What the exercise asks:
Identify the lines containing the word "title". Copy each one.

[Dataset items]
————————
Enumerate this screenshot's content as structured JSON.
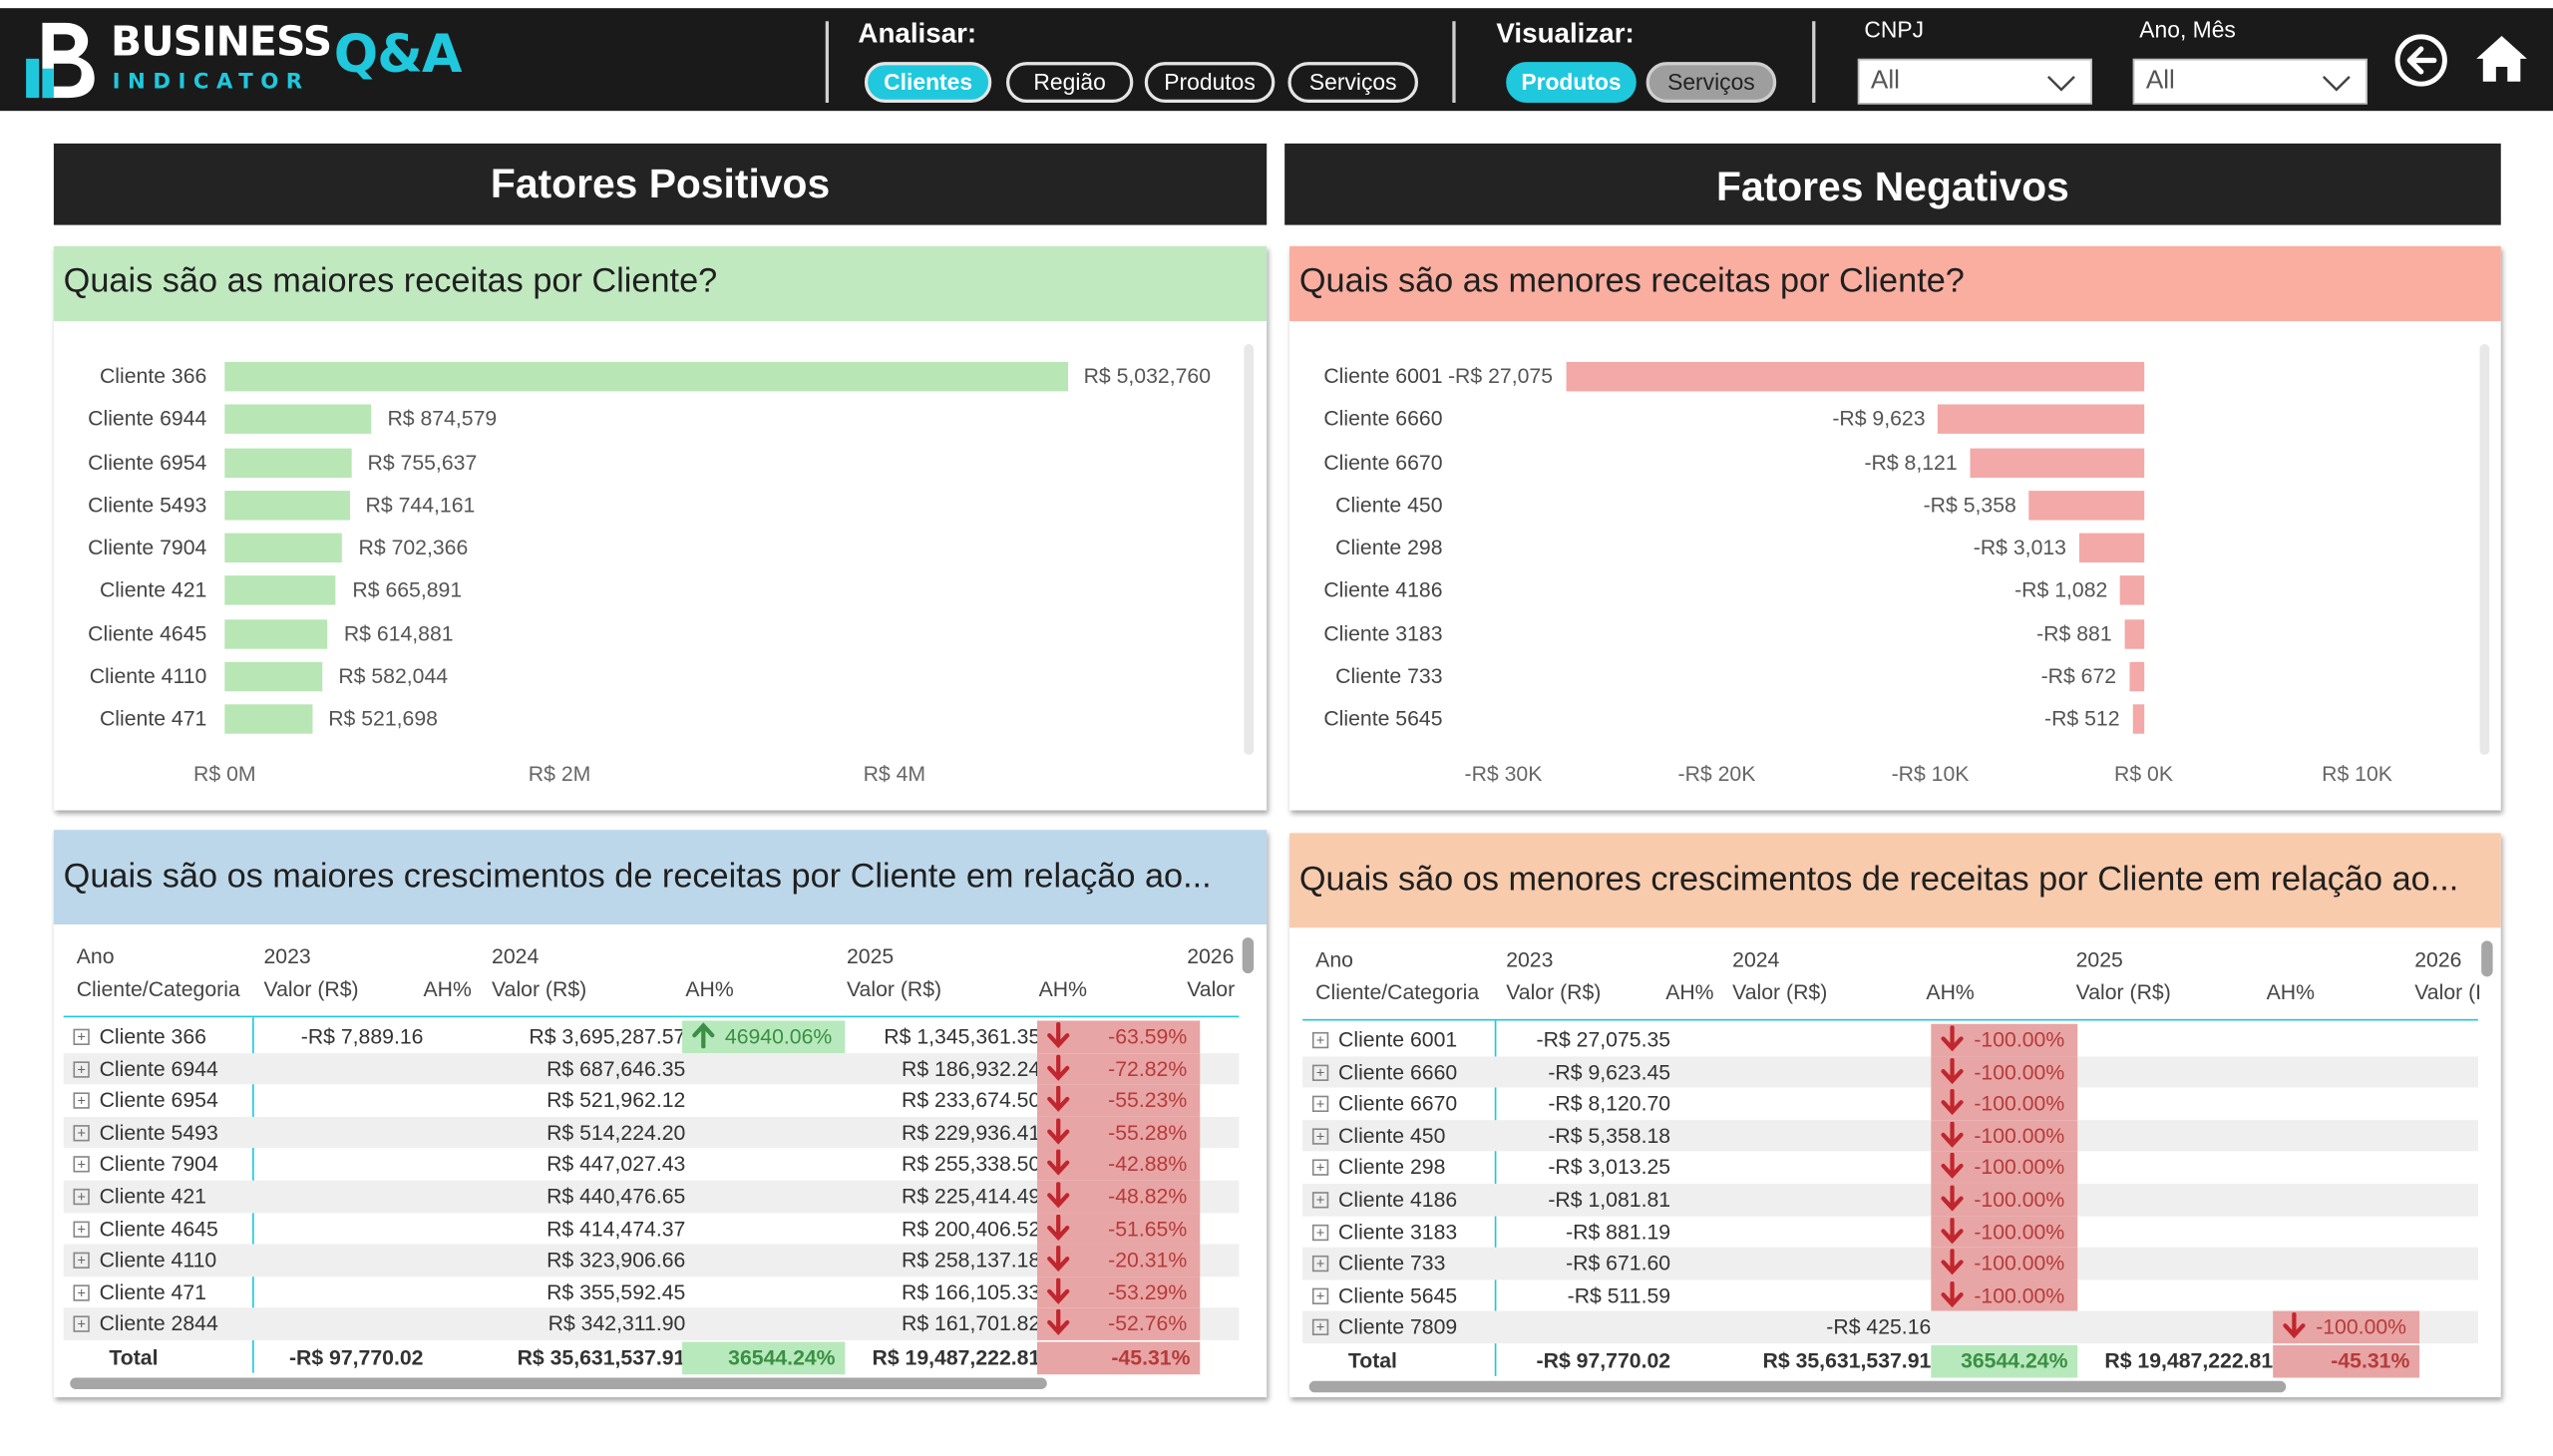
{
  "header": {
    "logo_line1": "BUSINESS",
    "logo_line2": "INDICATOR",
    "logo_qa": "Q&A",
    "analisar_label": "Analisar:",
    "analisar_options": [
      "Clientes",
      "Região",
      "Produtos",
      "Serviços"
    ],
    "analisar_selected": "Clientes",
    "visualizar_label": "Visualizar:",
    "visualizar_options": [
      "Produtos",
      "Serviços"
    ],
    "visualizar_selected": "Produtos",
    "cnpj_label": "CNPJ",
    "cnpj_value": "All",
    "anomes_label": "Ano, Mês",
    "anomes_value": "All",
    "back_icon": "back-arrow-icon",
    "home_icon": "home-icon",
    "accent_color": "#1fc8dd"
  },
  "sections": {
    "positive": "Fatores Positivos",
    "negative": "Fatores Negativos"
  },
  "top_receitas": {
    "title": "Quais são as maiores receitas por Cliente?",
    "header_color": "#c1e9c0",
    "bar_color": "#b8e6b5",
    "chart_data": {
      "type": "bar",
      "orientation": "horizontal",
      "categories": [
        "Cliente 366",
        "Cliente 6944",
        "Cliente 6954",
        "Cliente 5493",
        "Cliente 7904",
        "Cliente 421",
        "Cliente 4645",
        "Cliente 4110",
        "Cliente 471"
      ],
      "values": [
        5032760,
        874579,
        755637,
        744161,
        702366,
        665891,
        614881,
        582044,
        521698
      ],
      "value_labels": [
        "R$ 5,032,760",
        "R$ 874,579",
        "R$ 755,637",
        "R$ 744,161",
        "R$ 702,366",
        "R$ 665,891",
        "R$ 614,881",
        "R$ 582,044",
        "R$ 521,698"
      ],
      "xlim": [
        0,
        6000000
      ],
      "xticks": [
        0,
        2000000,
        4000000
      ],
      "xtick_labels": [
        "R$ 0M",
        "R$ 2M",
        "R$ 4M"
      ]
    }
  },
  "bottom_receitas": {
    "title": "Quais são as menores receitas por Cliente?",
    "header_color": "#f9aea0",
    "bar_color": "#f2a9a7",
    "chart_data": {
      "type": "bar",
      "orientation": "horizontal",
      "categories": [
        "Cliente 6001",
        "Cliente 6660",
        "Cliente 6670",
        "Cliente 450",
        "Cliente 298",
        "Cliente 4186",
        "Cliente 3183",
        "Cliente 733",
        "Cliente 5645"
      ],
      "values": [
        -27075,
        -9623,
        -8121,
        -5358,
        -3013,
        -1082,
        -881,
        -672,
        -512
      ],
      "value_labels": [
        "-R$ 27,075",
        "-R$ 9,623",
        "-R$ 8,121",
        "-R$ 5,358",
        "-R$ 3,013",
        "-R$ 1,082",
        "-R$ 881",
        "-R$ 672",
        "-R$ 512"
      ],
      "xlim": [
        -33000,
        13000
      ],
      "xticks": [
        -30000,
        -20000,
        -10000,
        0,
        10000
      ],
      "xtick_labels": [
        "-R$ 30K",
        "-R$ 20K",
        "-R$ 10K",
        "R$ 0K",
        "R$ 10K"
      ]
    }
  },
  "top_growth": {
    "title": "Quais são os maiores crescimentos de receitas por Cliente em relação ao...",
    "header_color": "#bdd7ea",
    "col_ano": "Ano",
    "col_cliente": "Cliente/Categoria",
    "years": [
      "2023",
      "2024",
      "2025",
      "2026"
    ],
    "col_valor": "Valor (R$)",
    "col_ah": "AH%",
    "col_valor_cut": "Valor",
    "rows": [
      {
        "name": "Cliente 366",
        "v2023": "-R$ 7,889.16",
        "v2024": "R$ 3,695,287.57",
        "ah2024": "46940.06%",
        "ah2024_dir": "up",
        "v2025": "R$ 1,345,361.35",
        "ah2025": "-63.59%"
      },
      {
        "name": "Cliente 6944",
        "v2023": "",
        "v2024": "R$ 687,646.35",
        "ah2024": "",
        "ah2024_dir": "",
        "v2025": "R$ 186,932.24",
        "ah2025": "-72.82%"
      },
      {
        "name": "Cliente 6954",
        "v2023": "",
        "v2024": "R$ 521,962.12",
        "ah2024": "",
        "ah2024_dir": "",
        "v2025": "R$ 233,674.50",
        "ah2025": "-55.23%"
      },
      {
        "name": "Cliente 5493",
        "v2023": "",
        "v2024": "R$ 514,224.20",
        "ah2024": "",
        "ah2024_dir": "",
        "v2025": "R$ 229,936.41",
        "ah2025": "-55.28%"
      },
      {
        "name": "Cliente 7904",
        "v2023": "",
        "v2024": "R$ 447,027.43",
        "ah2024": "",
        "ah2024_dir": "",
        "v2025": "R$ 255,338.50",
        "ah2025": "-42.88%"
      },
      {
        "name": "Cliente 421",
        "v2023": "",
        "v2024": "R$ 440,476.65",
        "ah2024": "",
        "ah2024_dir": "",
        "v2025": "R$ 225,414.49",
        "ah2025": "-48.82%"
      },
      {
        "name": "Cliente 4645",
        "v2023": "",
        "v2024": "R$ 414,474.37",
        "ah2024": "",
        "ah2024_dir": "",
        "v2025": "R$ 200,406.52",
        "ah2025": "-51.65%"
      },
      {
        "name": "Cliente 4110",
        "v2023": "",
        "v2024": "R$ 323,906.66",
        "ah2024": "",
        "ah2024_dir": "",
        "v2025": "R$ 258,137.18",
        "ah2025": "-20.31%"
      },
      {
        "name": "Cliente 471",
        "v2023": "",
        "v2024": "R$ 355,592.45",
        "ah2024": "",
        "ah2024_dir": "",
        "v2025": "R$ 166,105.33",
        "ah2025": "-53.29%"
      },
      {
        "name": "Cliente 2844",
        "v2023": "",
        "v2024": "R$ 342,311.90",
        "ah2024": "",
        "ah2024_dir": "",
        "v2025": "R$ 161,701.82",
        "ah2025": "-52.76%"
      }
    ],
    "total": {
      "name": "Total",
      "v2023": "-R$ 97,770.02",
      "v2024": "R$ 35,631,537.91",
      "ah2024": "36544.24%",
      "v2025": "R$ 19,487,222.81",
      "ah2025": "-45.31%"
    }
  },
  "bottom_growth": {
    "title": "Quais são os menores crescimentos de receitas por Cliente em relação ao...",
    "header_color": "#f8cbad",
    "col_ano": "Ano",
    "col_cliente": "Cliente/Categoria",
    "years": [
      "2023",
      "2024",
      "2025",
      "2026"
    ],
    "col_valor": "Valor (R$)",
    "col_ah": "AH%",
    "col_valor_cut": "Valor (I",
    "rows": [
      {
        "name": "Cliente 6001",
        "v2023": "-R$ 27,075.35",
        "v2024": "",
        "ah2024": "-100.00%",
        "v2025": "",
        "ah2025": ""
      },
      {
        "name": "Cliente 6660",
        "v2023": "-R$ 9,623.45",
        "v2024": "",
        "ah2024": "-100.00%",
        "v2025": "",
        "ah2025": ""
      },
      {
        "name": "Cliente 6670",
        "v2023": "-R$ 8,120.70",
        "v2024": "",
        "ah2024": "-100.00%",
        "v2025": "",
        "ah2025": ""
      },
      {
        "name": "Cliente 450",
        "v2023": "-R$ 5,358.18",
        "v2024": "",
        "ah2024": "-100.00%",
        "v2025": "",
        "ah2025": ""
      },
      {
        "name": "Cliente 298",
        "v2023": "-R$ 3,013.25",
        "v2024": "",
        "ah2024": "-100.00%",
        "v2025": "",
        "ah2025": ""
      },
      {
        "name": "Cliente 4186",
        "v2023": "-R$ 1,081.81",
        "v2024": "",
        "ah2024": "-100.00%",
        "v2025": "",
        "ah2025": ""
      },
      {
        "name": "Cliente 3183",
        "v2023": "-R$ 881.19",
        "v2024": "",
        "ah2024": "-100.00%",
        "v2025": "",
        "ah2025": ""
      },
      {
        "name": "Cliente 733",
        "v2023": "-R$ 671.60",
        "v2024": "",
        "ah2024": "-100.00%",
        "v2025": "",
        "ah2025": ""
      },
      {
        "name": "Cliente 5645",
        "v2023": "-R$ 511.59",
        "v2024": "",
        "ah2024": "-100.00%",
        "v2025": "",
        "ah2025": ""
      },
      {
        "name": "Cliente 7809",
        "v2023": "",
        "v2024": "-R$ 425.16",
        "ah2024": "",
        "v2025": "",
        "ah2025": "-100.00%"
      }
    ],
    "total": {
      "name": "Total",
      "v2023": "-R$ 97,770.02",
      "v2024": "R$ 35,631,537.91",
      "ah2024": "36544.24%",
      "v2025": "R$ 19,487,222.81",
      "ah2025": "-45.31%"
    }
  }
}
————————
Task result:
    "title": "Quais são as maiores receitas por Cliente?",
    "title": "Quais são as menores receitas por Cliente?",
    "title": "Quais são os maiores crescimentos de receitas por Cliente em relação ao...",
    "title": "Quais são os menores crescimentos de receitas por Cliente em relação ao...",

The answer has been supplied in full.